'''

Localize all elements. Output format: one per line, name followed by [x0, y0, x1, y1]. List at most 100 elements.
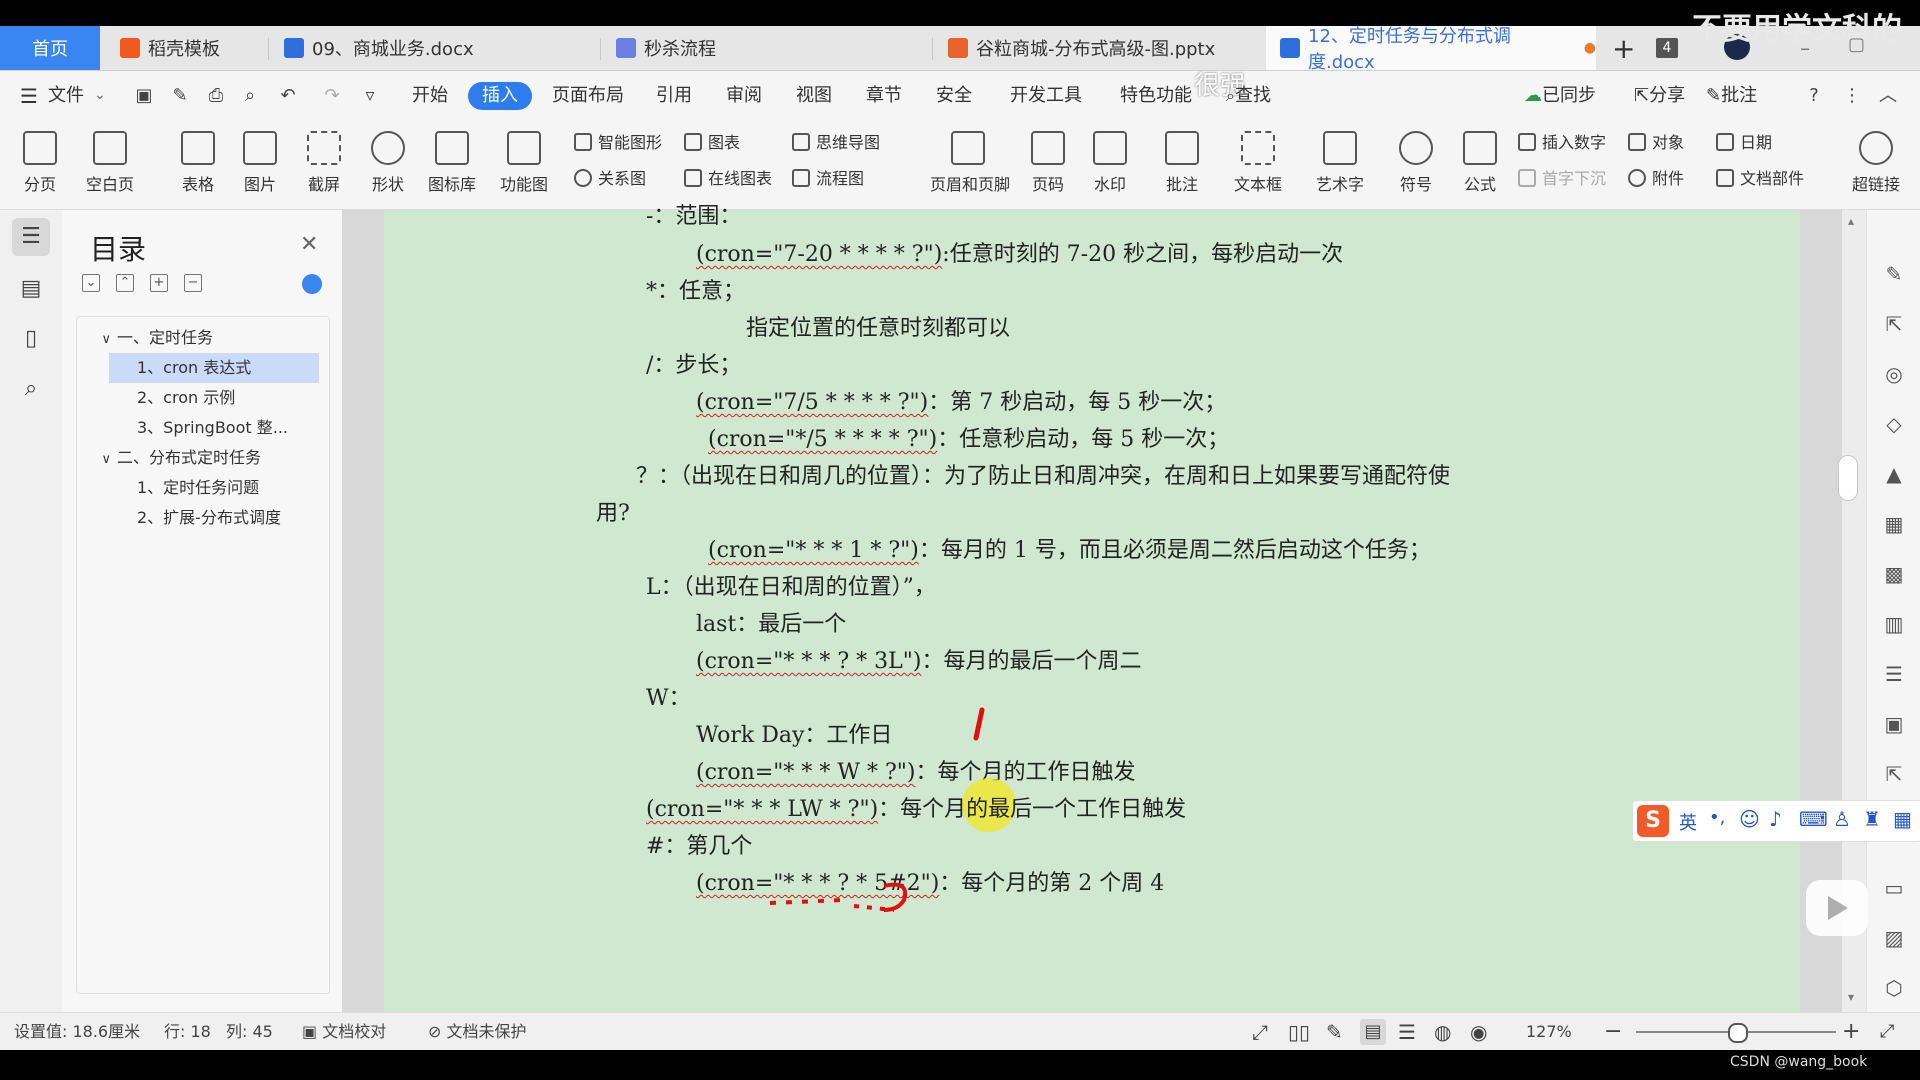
watermark-button[interactable]: 水印: [1080, 127, 1140, 203]
skin-icon[interactable]: ♜: [1863, 807, 1881, 831]
shape-button[interactable]: 形状: [358, 127, 418, 203]
save-icon[interactable]: ▣: [134, 86, 154, 106]
badge-icon[interactable]: ⬡: [1882, 976, 1906, 1000]
bookmark-icon[interactable]: ▯: [12, 320, 50, 358]
settings-icon[interactable]: ☰: [1882, 662, 1906, 686]
menu-start[interactable]: 开始: [412, 71, 448, 121]
screenshot-button[interactable]: 截屏: [294, 127, 354, 203]
flowchart-button[interactable]: 流程图: [792, 167, 864, 191]
tab-count-badge[interactable]: 4: [1656, 38, 1678, 58]
fullscreen-icon[interactable]: ⤢: [1252, 1013, 1268, 1051]
customize-icon[interactable]: ▿: [360, 86, 380, 106]
zoom-slider-handle[interactable]: [1728, 1023, 1748, 1043]
shapes-icon[interactable]: ◇: [1882, 412, 1906, 436]
reading-mode-icon[interactable]: ▯▯: [1288, 1013, 1310, 1051]
blank-page-button[interactable]: 空白页: [80, 127, 140, 203]
menu-security[interactable]: 安全: [936, 71, 972, 121]
tab-flow[interactable]: 秒杀流程: [602, 26, 932, 70]
print-preview-icon[interactable]: ⌕: [240, 86, 260, 106]
doc-parts-button[interactable]: 文档部件: [1716, 167, 1804, 191]
video-play-button[interactable]: [1806, 880, 1868, 936]
select-icon[interactable]: ⇱: [1882, 312, 1906, 336]
toolbox-icon[interactable]: ▦: [1893, 807, 1912, 831]
image-icon[interactable]: ▣: [1882, 712, 1906, 736]
comment-button[interactable]: 批注: [1152, 127, 1212, 203]
print-icon[interactable]: ⎙: [206, 86, 226, 106]
annotate-button[interactable]: ✎批注: [1706, 71, 1757, 121]
menu-insert[interactable]: 插入: [468, 82, 532, 110]
header-footer-button[interactable]: 页眉和页脚: [930, 127, 1010, 203]
collapse-all-icon[interactable]: ⌄: [82, 274, 100, 292]
chart-icon[interactable]: ▥: [1882, 612, 1906, 636]
menu-page-layout[interactable]: 页面布局: [552, 71, 624, 121]
write-mode-icon[interactable]: ✎: [1326, 1013, 1343, 1051]
scroll-down-icon[interactable]: ▾: [1848, 990, 1854, 1004]
toc-item[interactable]: ∨ 一、定时任务: [77, 323, 327, 353]
location-icon[interactable]: ◎: [1882, 362, 1906, 386]
toc-list-icon[interactable]: ☰: [12, 218, 50, 256]
format-painter-icon[interactable]: ✎: [170, 86, 190, 106]
formula-button[interactable]: 公式: [1450, 127, 1510, 203]
picture-icon[interactable]: ▨: [1882, 926, 1906, 950]
share-icon[interactable]: ⇱: [1882, 762, 1906, 786]
menu-chapter[interactable]: 章节: [866, 71, 902, 121]
toc-item[interactable]: 3、SpringBoot 整...: [77, 413, 327, 443]
date-button[interactable]: 日期: [1716, 131, 1772, 155]
expand-up-icon[interactable]: ⌃: [116, 274, 134, 292]
redo-icon[interactable]: ↷: [322, 86, 342, 106]
menu-references[interactable]: 引用: [656, 71, 692, 121]
close-icon[interactable]: ✕: [300, 232, 318, 257]
picture-button[interactable]: 图片: [230, 127, 290, 203]
toc-item[interactable]: 2、cron 示例: [77, 383, 327, 413]
zoom-in-icon[interactable]: +: [1842, 1013, 1860, 1051]
edit-icon[interactable]: ✎: [1882, 262, 1906, 286]
share-button[interactable]: ⇱分享: [1634, 71, 1685, 121]
smart-art-button[interactable]: 智能图形: [574, 131, 662, 155]
minimize-icon[interactable]: –: [1800, 36, 1810, 60]
icon-library-button[interactable]: 图标库: [422, 127, 482, 203]
remove-heading-icon[interactable]: −: [184, 274, 202, 292]
undo-icon[interactable]: ↶: [278, 86, 298, 106]
outline-view-icon[interactable]: ☰: [1398, 1013, 1416, 1051]
fit-page-icon[interactable]: ⤢: [1880, 1013, 1894, 1051]
more-icon[interactable]: ⋮: [1842, 86, 1862, 106]
sync-button[interactable]: ☁已同步: [1524, 71, 1596, 121]
collapse-ribbon-icon[interactable]: ︿: [1878, 86, 1898, 106]
table-button[interactable]: 表格: [168, 127, 228, 203]
emoji-icon[interactable]: ☺: [1739, 807, 1760, 831]
proofread-button[interactable]: ▣ 文档校对: [302, 1013, 386, 1051]
symbol-button[interactable]: 符号: [1386, 127, 1446, 203]
keyboard-icon[interactable]: ⌨: [1799, 807, 1828, 831]
menu-review[interactable]: 审阅: [726, 71, 762, 121]
scroll-thumb[interactable]: [1838, 455, 1858, 501]
web-view-icon[interactable]: ◍: [1434, 1013, 1451, 1051]
tab-home[interactable]: 首页: [0, 26, 100, 70]
attachment-button[interactable]: 附件: [1628, 167, 1684, 191]
menu-file[interactable]: 文件: [48, 71, 84, 121]
archive-icon[interactable]: ▭: [1882, 876, 1906, 900]
menu-developer[interactable]: 开发工具: [1010, 71, 1082, 121]
chart-button[interactable]: 图表: [684, 131, 740, 155]
tab-pptx[interactable]: 谷粒商城-分布式高级-图.pptx: [934, 26, 1264, 70]
hyperlink-button[interactable]: 超链接: [1846, 127, 1906, 203]
search-button[interactable]: ⌕查找: [1226, 71, 1271, 121]
tab-doc-09[interactable]: 09、商城业务.docx: [270, 26, 600, 70]
eye-protect-icon[interactable]: ◉: [1470, 1013, 1487, 1051]
menu-special[interactable]: 特色功能: [1120, 71, 1192, 121]
style-icon[interactable]: ▲: [1882, 462, 1906, 486]
zoom-out-icon[interactable]: −: [1604, 1013, 1622, 1051]
ime-lang-toggle[interactable]: 英: [1679, 809, 1697, 835]
object-button[interactable]: 对象: [1628, 131, 1684, 155]
maximize-icon[interactable]: ▢: [1848, 34, 1865, 55]
help-icon[interactable]: ?: [1804, 86, 1824, 106]
page-number-button[interactable]: 页码: [1018, 127, 1078, 203]
find-icon[interactable]: ⌕: [12, 370, 50, 408]
new-tab-icon[interactable]: +: [1612, 32, 1635, 65]
protect-status[interactable]: ⊘ 文档未保护: [428, 1013, 527, 1051]
tab-doc-12[interactable]: 12、定时任务与分布式调度.docx ●: [1266, 26, 1596, 73]
zoom-level[interactable]: 127%: [1526, 1013, 1572, 1051]
menu-view[interactable]: 视图: [796, 71, 832, 121]
relation-chart-button[interactable]: 关系图: [574, 167, 646, 191]
textbox-button[interactable]: 文本框: [1228, 127, 1288, 203]
add-heading-icon[interactable]: +: [150, 274, 168, 292]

'''

What you need to do: Lay out every line of the material above as a Markdown table with the columns Row and Line, numbering each row and omitting blank lines. Leave the pictures out of the table.

Result:
| Row | Line |
|---|---|
| 1 | Localize all elements. Output format: one per line, name followed by [x0, y0, x1, y1]. List at most 100 elements. |
| 2 | watermark-button[interactable]: 水印: [1080, 127, 1140, 203] |
| 3 | skin-icon[interactable]: ♜: [1863, 807, 1881, 831] |
| 4 | shape-button[interactable]: 形状: [358, 127, 418, 203] |
| 5 | save-icon[interactable]: ▣: [134, 86, 154, 106] |
| 6 | badge-icon[interactable]: ⬡: [1882, 976, 1906, 1000] |
| 7 | bookmark-icon[interactable]: ▯: [12, 320, 50, 358] |
| 8 | settings-icon[interactable]: ☰: [1882, 662, 1906, 686] |
| 9 | menu-start[interactable]: 开始: [412, 71, 448, 121] |
| 10 | screenshot-button[interactable]: 截屏: [294, 127, 354, 203] |
| 11 | flowchart-button[interactable]: 流程图: [792, 167, 864, 191] |
| 12 | tab-count-badge[interactable]: 4: [1656, 38, 1678, 58] |
| 13 | fullscreen-icon[interactable]: ⤢: [1252, 1013, 1268, 1051] |
| 14 | customize-icon[interactable]: ▿: [360, 86, 380, 106] |
| 15 | zoom-slider-handle[interactable]: [1728, 1023, 1748, 1043] |
| 16 | shapes-icon[interactable]: ◇: [1882, 412, 1906, 436] |
| 17 | reading-mode-icon[interactable]: ▯▯: [1288, 1013, 1310, 1051] |
| 18 | blank-page-button[interactable]: 空白页: [80, 127, 140, 203] |
| 19 | menu-security[interactable]: 安全: [936, 71, 972, 121] |
| 20 | tab-flow[interactable]: 秒杀流程: [602, 26, 932, 70] |
| 21 | print-preview-icon[interactable]: ⌕: [240, 86, 260, 106] |
| 22 | doc-parts-button[interactable]: 文档部件: [1716, 167, 1804, 191] |
| 23 | video-play-button[interactable]: [1806, 880, 1868, 936] |
| 24 | select-icon[interactable]: ⇱: [1882, 312, 1906, 336] |
| 25 | toolbox-icon[interactable]: ▦: [1893, 807, 1912, 831] |
| 26 | image-icon[interactable]: ▣: [1882, 712, 1906, 736] |
| 27 | comment-button[interactable]: 批注: [1152, 127, 1212, 203] |
| 28 | print-icon[interactable]: ⎙: [206, 86, 226, 106] |
| 29 | annotate-button[interactable]: ✎批注: [1706, 71, 1757, 121] |
| 30 | menu-insert[interactable]: 插入: [468, 82, 532, 110] |
| 31 | header-footer-button[interactable]: 页眉和页脚: [930, 127, 1010, 203] |
| 32 | collapse-all-icon[interactable]: ⌄: [82, 274, 100, 292] |
| 33 | chart-icon[interactable]: ▥: [1882, 612, 1906, 636] |
| 34 | menu-page-layout[interactable]: 页面布局: [552, 71, 624, 121] |
| 35 | write-mode-icon[interactable]: ✎: [1326, 1013, 1343, 1051] |
| 36 | scroll-down-icon[interactable]: ▾: [1848, 990, 1854, 1004] |
| 37 | toc-item[interactable]: ∨ 一、定时任务: [77, 323, 327, 353] |
| 38 | location-icon[interactable]: ◎: [1882, 362, 1906, 386] |
| 39 | toc-list-icon[interactable]: ☰: [12, 218, 50, 256] |
| 40 | format-painter-icon[interactable]: ✎: [170, 86, 190, 106] |
| 41 | formula-button[interactable]: 公式: [1450, 127, 1510, 203] |
| 42 | picture-icon[interactable]: ▨: [1882, 926, 1906, 950] |
| 43 | share-icon[interactable]: ⇱: [1882, 762, 1906, 786] |
| 44 | menu-chapter[interactable]: 章节: [866, 71, 902, 121] |
| 45 | toc-item[interactable]: 3、SpringBoot 整...: [77, 413, 327, 443] |
| 46 | date-button[interactable]: 日期: [1716, 131, 1772, 155] |
| 47 | expand-up-icon[interactable]: ⌃: [116, 274, 134, 292] |
| 48 | redo-icon[interactable]: ↷: [322, 86, 342, 106] |
| 49 | menu-references[interactable]: 引用: [656, 71, 692, 121] |
| 50 | close-icon[interactable]: ✕: [300, 232, 318, 257] |
| 51 | picture-button[interactable]: 图片: [230, 127, 290, 203] |
| 52 | toc-item[interactable]: 2、cron 示例: [77, 383, 327, 413] |
| 53 | zoom-in-icon[interactable]: +: [1842, 1013, 1860, 1051] |
| 54 | edit-icon[interactable]: ✎: [1882, 262, 1906, 286] |
| 55 | share-button[interactable]: ⇱分享: [1634, 71, 1685, 121] |
| 56 | smart-art-button[interactable]: 智能图形: [574, 131, 662, 155] |
| 57 | minimize-icon[interactable]: –: [1800, 36, 1810, 60] |
| 58 | icon-library-button[interactable]: 图标库: [422, 127, 482, 203] |
| 59 | remove-heading-icon[interactable]: −: [184, 274, 202, 292] |
| 60 | undo-icon[interactable]: ↶: [278, 86, 298, 106] |
| 61 | outline-view-icon[interactable]: ☰: [1398, 1013, 1416, 1051] |
| 62 | fit-page-icon[interactable]: ⤢: [1880, 1013, 1894, 1051] |
| 63 | more-icon[interactable]: ⋮: [1842, 86, 1862, 106] |
| 64 | sync-button[interactable]: ☁已同步: [1524, 71, 1596, 121] |
| 65 | collapse-ribbon-icon[interactable]: ︿: [1878, 86, 1898, 106] |
| 66 | table-button[interactable]: 表格: [168, 127, 228, 203] |
| 67 | emoji-icon[interactable]: ☺: [1739, 807, 1760, 831] |
| 68 | proofread-button[interactable]: ▣ 文档校对: [302, 1013, 386, 1051] |
| 69 | symbol-button[interactable]: 符号: [1386, 127, 1446, 203] |
| 70 | keyboard-icon[interactable]: ⌨: [1799, 807, 1828, 831] |
| 71 | menu-review[interactable]: 审阅: [726, 71, 762, 121] |
| 72 | scroll-thumb[interactable]: [1838, 455, 1858, 501] |
| 73 | web-view-icon[interactable]: ◍: [1434, 1013, 1451, 1051] |
| 74 | tab-home[interactable]: 首页: [0, 26, 100, 70] |
| 75 | attachment-button[interactable]: 附件: [1628, 167, 1684, 191] |
| 76 | menu-file[interactable]: 文件: [48, 71, 84, 121] |
| 77 | archive-icon[interactable]: ▭: [1882, 876, 1906, 900] |
| 78 | menu-developer[interactable]: 开发工具: [1010, 71, 1082, 121] |
| 79 | chart-button[interactable]: 图表: [684, 131, 740, 155] |
| 80 | tab-pptx[interactable]: 谷粒商城-分布式高级-图.pptx: [934, 26, 1264, 70] |
| 81 | hyperlink-button[interactable]: 超链接: [1846, 127, 1906, 203] |
| 82 | search-button[interactable]: ⌕查找: [1226, 71, 1271, 121] |
| 83 | tab-doc-09[interactable]: 09、商城业务.docx: [270, 26, 600, 70] |
| 84 | eye-protect-icon[interactable]: ◉: [1470, 1013, 1487, 1051] |
| 85 | menu-special[interactable]: 特色功能: [1120, 71, 1192, 121] |
| 86 | style-icon[interactable]: ▲: [1882, 462, 1906, 486] |
| 87 | zoom-out-icon[interactable]: −: [1604, 1013, 1622, 1051] |
| 88 | ime-lang-toggle[interactable]: 英: [1679, 809, 1697, 835] |
| 89 | object-button[interactable]: 对象: [1628, 131, 1684, 155] |
| 90 | maximize-icon[interactable]: ▢: [1848, 34, 1865, 55] |
| 91 | help-icon[interactable]: ?: [1804, 86, 1824, 106] |
| 92 | page-number-button[interactable]: 页码: [1018, 127, 1078, 203] |
| 93 | find-icon[interactable]: ⌕: [12, 370, 50, 408] |
| 94 | new-tab-icon[interactable]: +: [1612, 32, 1635, 65] |
| 95 | protect-status[interactable]: ⊘ 文档未保护: [428, 1013, 527, 1051] |
| 96 | tab-doc-12[interactable]: 12、定时任务与分布式调度.docx ●: [1266, 26, 1596, 73] |
| 97 | zoom-level[interactable]: 127%: [1526, 1013, 1572, 1051] |
| 98 | menu-view[interactable]: 视图: [796, 71, 832, 121] |
| 99 | relation-chart-button[interactable]: 关系图: [574, 167, 646, 191] |
| 100 | textbox-button[interactable]: 文本框: [1228, 127, 1288, 203] |
| 101 | add-heading-icon[interactable]: +: [150, 274, 168, 292] |